• _Working data_
——

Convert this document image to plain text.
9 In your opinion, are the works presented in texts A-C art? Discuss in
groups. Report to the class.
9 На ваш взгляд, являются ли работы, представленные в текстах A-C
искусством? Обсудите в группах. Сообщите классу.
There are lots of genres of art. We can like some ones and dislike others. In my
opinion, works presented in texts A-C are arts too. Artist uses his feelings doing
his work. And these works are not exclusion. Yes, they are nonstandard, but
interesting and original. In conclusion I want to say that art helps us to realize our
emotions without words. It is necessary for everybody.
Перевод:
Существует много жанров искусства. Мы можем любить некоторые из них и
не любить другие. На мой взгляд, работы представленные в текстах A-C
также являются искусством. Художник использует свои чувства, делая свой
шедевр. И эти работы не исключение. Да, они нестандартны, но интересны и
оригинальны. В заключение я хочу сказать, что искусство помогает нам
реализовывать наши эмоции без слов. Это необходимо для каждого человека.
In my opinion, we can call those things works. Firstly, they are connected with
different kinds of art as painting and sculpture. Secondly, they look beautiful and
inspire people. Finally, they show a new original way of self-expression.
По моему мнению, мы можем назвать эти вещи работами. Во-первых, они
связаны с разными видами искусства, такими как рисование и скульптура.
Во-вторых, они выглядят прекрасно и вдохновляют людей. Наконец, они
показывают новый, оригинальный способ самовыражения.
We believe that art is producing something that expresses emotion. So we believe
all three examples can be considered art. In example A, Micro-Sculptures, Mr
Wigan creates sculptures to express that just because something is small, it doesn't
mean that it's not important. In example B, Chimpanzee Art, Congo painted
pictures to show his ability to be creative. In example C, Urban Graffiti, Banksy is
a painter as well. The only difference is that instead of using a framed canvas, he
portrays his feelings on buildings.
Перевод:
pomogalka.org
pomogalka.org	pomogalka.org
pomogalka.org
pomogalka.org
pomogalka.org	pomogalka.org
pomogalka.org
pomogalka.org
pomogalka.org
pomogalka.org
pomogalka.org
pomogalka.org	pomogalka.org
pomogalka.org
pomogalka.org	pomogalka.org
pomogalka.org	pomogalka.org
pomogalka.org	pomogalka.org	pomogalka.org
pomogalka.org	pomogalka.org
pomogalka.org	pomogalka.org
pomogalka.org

——

Restate the data above word for word.

• _Exercise answer_
Convert this document image to plain text.
9 In your opinion, are the works presented in texts A-C art? Discuss in
groups. Report to the class.
9 На ваш взгляд, являются ли работы, представленные в текстах A-C
искусством? Обсудите в группах. Сообщите классу.
There are lots of genres of art. We can like some ones and dislike others. In my
opinion, works presented in texts A-C are arts too. Artist uses his feelings doing
his work. And these works are not exclusion. Yes, they are nonstandard, but
interesting and original. In conclusion I want to say that art helps us to realize our
emotions without words. It is necessary for everybody.
Перевод:
Существует много жанров искусства. Мы можем любить некоторые из них и
не любить другие. На мой взгляд, работы представленные в текстах A-C
также являются искусством. Художник использует свои чувства, делая свой
шедевр. И эти работы не исключение. Да, они нестандартны, но интересны и
оригинальны. В заключение я хочу сказать, что искусство помогает нам
реализовывать наши эмоции без слов. Это необходимо для каждого человека.
In my opinion, we can call those things works. Firstly, they are connected with
different kinds of art as painting and sculpture. Secondly, they look beautiful and
inspire people. Finally, they show a new original way of self-expression.
По моему мнению, мы можем назвать эти вещи работами. Во-первых, они
связаны с разными видами искусства, такими как рисование и скульптура.
Во-вторых, они выглядят прекрасно и вдохновляют людей. Наконец, они
показывают новый, оригинальный способ самовыражения.
We believe that art is producing something that expresses emotion. So we believe
all three examples can be considered art. In example A, Micro-Sculptures, Mr
Wigan creates sculptures to express that just because something is small, it doesn't
mean that it's not important. In example B, Chimpanzee Art, Congo painted
pictures to show his ability to be creative. In example C, Urban Graffiti, Banksy is
a painter as well. The only difference is that instead of using a framed canvas, he
portrays his feelings on buildings.
Перевод:
pomogalka.org
pomogalka.org	pomogalka.org
pomogalka.org
pomogalka.org
pomogalka.org	pomogalka.org
pomogalka.org
pomogalka.org
pomogalka.org
pomogalka.org
pomogalka.org
pomogalka.org	pomogalka.org
pomogalka.org
pomogalka.org	pomogalka.org
pomogalka.org	pomogalka.org
pomogalka.org	pomogalka.org	pomogalka.org
pomogalka.org	pomogalka.org
pomogalka.org	pomogalka.org
pomogalka.org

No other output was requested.